WORK INSTRUCTIONS » Count how many lines of the data include "Last". The answer is that number and nothing else.

[Start RECORD EXCERPTS]

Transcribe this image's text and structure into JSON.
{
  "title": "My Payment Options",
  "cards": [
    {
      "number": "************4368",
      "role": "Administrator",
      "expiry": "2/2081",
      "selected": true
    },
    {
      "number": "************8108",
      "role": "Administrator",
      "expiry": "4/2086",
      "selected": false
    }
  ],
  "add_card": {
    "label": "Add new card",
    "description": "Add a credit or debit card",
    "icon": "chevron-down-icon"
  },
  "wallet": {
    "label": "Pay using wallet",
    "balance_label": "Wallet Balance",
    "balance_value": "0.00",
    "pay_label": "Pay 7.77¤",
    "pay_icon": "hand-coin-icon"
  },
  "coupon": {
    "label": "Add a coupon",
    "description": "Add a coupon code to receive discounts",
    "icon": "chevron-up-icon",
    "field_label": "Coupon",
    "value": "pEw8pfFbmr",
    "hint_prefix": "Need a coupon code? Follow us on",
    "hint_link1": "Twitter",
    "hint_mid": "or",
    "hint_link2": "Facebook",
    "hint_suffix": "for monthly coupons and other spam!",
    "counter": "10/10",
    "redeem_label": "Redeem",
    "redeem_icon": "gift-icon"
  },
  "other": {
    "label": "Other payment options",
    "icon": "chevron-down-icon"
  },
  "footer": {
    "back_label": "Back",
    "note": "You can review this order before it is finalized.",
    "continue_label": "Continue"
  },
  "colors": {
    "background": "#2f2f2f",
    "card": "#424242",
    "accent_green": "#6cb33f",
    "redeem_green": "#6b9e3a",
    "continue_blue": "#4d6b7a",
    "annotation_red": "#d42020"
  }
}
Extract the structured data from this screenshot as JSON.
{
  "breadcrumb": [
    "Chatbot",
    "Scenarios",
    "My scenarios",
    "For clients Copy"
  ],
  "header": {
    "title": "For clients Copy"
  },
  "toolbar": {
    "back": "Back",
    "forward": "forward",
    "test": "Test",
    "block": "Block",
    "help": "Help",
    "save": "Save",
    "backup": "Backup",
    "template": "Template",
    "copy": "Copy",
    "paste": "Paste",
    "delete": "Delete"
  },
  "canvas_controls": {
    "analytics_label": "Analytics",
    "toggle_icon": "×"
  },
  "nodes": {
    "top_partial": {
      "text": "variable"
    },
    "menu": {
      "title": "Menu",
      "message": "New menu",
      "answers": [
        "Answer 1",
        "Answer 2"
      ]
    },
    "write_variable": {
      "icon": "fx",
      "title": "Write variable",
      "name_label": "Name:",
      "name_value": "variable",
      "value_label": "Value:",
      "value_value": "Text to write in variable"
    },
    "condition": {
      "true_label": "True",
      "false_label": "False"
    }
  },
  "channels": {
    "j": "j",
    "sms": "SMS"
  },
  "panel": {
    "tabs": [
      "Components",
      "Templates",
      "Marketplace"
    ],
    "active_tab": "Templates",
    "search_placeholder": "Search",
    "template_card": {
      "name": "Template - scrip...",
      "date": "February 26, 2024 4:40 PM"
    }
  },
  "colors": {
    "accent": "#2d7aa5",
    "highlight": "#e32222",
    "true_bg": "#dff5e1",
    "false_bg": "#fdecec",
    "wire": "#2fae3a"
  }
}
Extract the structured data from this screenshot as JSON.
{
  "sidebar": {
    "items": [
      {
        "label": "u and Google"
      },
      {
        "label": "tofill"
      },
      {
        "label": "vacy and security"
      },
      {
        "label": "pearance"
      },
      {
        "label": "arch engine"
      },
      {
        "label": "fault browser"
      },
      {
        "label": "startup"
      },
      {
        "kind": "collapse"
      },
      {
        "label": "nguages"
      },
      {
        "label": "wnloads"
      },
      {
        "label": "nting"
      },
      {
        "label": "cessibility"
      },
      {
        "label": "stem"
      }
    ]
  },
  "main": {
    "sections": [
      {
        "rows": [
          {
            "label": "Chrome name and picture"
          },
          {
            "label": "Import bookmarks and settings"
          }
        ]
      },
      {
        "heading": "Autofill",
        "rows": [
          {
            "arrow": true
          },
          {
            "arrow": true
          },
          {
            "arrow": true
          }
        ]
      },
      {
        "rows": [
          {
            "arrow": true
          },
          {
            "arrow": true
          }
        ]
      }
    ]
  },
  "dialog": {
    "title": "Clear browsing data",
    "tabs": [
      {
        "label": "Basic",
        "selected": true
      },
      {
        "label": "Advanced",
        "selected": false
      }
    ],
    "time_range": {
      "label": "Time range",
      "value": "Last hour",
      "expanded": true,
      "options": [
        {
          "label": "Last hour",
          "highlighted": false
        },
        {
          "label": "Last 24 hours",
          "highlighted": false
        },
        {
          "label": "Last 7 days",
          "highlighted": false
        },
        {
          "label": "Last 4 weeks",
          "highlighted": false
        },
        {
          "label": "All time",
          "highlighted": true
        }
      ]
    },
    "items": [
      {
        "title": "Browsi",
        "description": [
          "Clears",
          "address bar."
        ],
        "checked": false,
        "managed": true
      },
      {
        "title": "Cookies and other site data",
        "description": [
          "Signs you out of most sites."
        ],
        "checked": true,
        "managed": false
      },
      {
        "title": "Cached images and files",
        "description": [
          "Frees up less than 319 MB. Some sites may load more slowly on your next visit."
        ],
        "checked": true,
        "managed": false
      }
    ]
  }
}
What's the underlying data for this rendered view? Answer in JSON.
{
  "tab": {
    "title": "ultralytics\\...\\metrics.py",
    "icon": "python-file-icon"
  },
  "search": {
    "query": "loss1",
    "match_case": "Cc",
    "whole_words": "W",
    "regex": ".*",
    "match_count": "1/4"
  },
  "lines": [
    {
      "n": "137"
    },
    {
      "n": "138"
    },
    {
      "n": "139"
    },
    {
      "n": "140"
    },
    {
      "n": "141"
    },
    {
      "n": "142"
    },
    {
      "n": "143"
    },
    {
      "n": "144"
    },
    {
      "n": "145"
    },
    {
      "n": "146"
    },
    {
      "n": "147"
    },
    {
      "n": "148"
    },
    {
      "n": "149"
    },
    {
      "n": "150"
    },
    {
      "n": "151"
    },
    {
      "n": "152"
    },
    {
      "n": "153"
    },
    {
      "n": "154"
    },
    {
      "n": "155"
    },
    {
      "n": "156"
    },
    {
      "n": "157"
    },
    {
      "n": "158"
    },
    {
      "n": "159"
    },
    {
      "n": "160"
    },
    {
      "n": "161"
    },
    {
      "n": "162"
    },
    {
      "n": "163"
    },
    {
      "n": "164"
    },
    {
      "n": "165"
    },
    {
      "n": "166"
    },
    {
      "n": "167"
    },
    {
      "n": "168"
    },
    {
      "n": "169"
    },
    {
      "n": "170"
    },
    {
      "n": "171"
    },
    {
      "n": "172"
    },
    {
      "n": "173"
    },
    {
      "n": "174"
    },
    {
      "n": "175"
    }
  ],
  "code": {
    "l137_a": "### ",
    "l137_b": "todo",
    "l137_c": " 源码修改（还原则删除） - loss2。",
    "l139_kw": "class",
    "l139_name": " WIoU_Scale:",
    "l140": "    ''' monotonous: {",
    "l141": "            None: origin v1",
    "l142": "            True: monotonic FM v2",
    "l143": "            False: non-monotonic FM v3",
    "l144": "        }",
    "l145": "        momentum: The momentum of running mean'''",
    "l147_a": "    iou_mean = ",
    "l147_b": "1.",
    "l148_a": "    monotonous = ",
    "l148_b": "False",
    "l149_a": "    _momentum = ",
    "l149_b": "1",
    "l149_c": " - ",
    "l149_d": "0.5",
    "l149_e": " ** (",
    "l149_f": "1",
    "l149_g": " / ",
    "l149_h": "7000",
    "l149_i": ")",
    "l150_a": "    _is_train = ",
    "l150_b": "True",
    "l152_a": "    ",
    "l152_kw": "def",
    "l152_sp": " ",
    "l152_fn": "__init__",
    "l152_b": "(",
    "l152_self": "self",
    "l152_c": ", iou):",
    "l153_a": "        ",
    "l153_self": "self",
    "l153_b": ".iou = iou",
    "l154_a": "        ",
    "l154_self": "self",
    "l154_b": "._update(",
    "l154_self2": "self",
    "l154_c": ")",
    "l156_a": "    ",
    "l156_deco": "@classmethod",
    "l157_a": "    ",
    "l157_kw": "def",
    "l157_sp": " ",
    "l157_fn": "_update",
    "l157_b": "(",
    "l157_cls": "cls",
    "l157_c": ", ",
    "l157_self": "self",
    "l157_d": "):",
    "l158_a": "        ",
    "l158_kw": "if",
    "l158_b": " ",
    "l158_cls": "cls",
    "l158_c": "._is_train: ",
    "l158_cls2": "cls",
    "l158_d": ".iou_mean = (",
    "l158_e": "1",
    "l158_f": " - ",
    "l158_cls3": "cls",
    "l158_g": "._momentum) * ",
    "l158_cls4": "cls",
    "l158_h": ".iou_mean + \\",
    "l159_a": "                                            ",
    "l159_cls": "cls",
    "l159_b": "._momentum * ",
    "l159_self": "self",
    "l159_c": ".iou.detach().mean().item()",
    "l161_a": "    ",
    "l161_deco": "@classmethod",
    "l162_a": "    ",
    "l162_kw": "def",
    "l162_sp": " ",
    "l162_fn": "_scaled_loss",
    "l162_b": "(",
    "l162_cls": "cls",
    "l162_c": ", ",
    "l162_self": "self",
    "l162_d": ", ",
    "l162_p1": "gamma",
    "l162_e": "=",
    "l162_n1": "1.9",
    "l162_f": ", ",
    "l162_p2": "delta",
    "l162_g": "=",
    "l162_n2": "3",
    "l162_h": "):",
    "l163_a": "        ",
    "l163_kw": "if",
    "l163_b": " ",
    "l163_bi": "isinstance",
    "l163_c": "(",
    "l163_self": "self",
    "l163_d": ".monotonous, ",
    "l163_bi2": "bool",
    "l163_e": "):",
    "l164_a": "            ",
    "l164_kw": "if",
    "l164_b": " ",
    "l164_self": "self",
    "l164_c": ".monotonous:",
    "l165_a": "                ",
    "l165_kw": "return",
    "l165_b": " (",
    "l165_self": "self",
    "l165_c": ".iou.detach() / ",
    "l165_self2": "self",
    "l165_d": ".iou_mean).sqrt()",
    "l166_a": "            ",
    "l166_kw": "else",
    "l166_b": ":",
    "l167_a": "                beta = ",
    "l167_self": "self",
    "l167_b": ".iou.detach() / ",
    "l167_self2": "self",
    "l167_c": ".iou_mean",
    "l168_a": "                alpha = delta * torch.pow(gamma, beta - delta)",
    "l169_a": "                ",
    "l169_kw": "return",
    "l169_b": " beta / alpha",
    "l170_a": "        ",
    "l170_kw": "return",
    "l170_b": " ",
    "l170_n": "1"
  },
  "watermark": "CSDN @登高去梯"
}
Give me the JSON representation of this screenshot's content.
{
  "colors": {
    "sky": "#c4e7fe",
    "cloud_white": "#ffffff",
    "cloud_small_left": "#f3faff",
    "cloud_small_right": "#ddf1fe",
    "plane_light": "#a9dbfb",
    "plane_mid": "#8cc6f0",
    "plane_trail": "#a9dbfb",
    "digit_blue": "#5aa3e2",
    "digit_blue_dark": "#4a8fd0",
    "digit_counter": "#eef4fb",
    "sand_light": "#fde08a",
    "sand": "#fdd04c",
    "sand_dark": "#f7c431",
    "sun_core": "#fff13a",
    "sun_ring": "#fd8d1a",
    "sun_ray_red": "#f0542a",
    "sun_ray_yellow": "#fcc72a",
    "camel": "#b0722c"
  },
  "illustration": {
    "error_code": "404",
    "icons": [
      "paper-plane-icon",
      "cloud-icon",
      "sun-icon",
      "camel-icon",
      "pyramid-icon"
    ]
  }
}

[End RECORD EXCERPTS]

THE SOLUTION » 5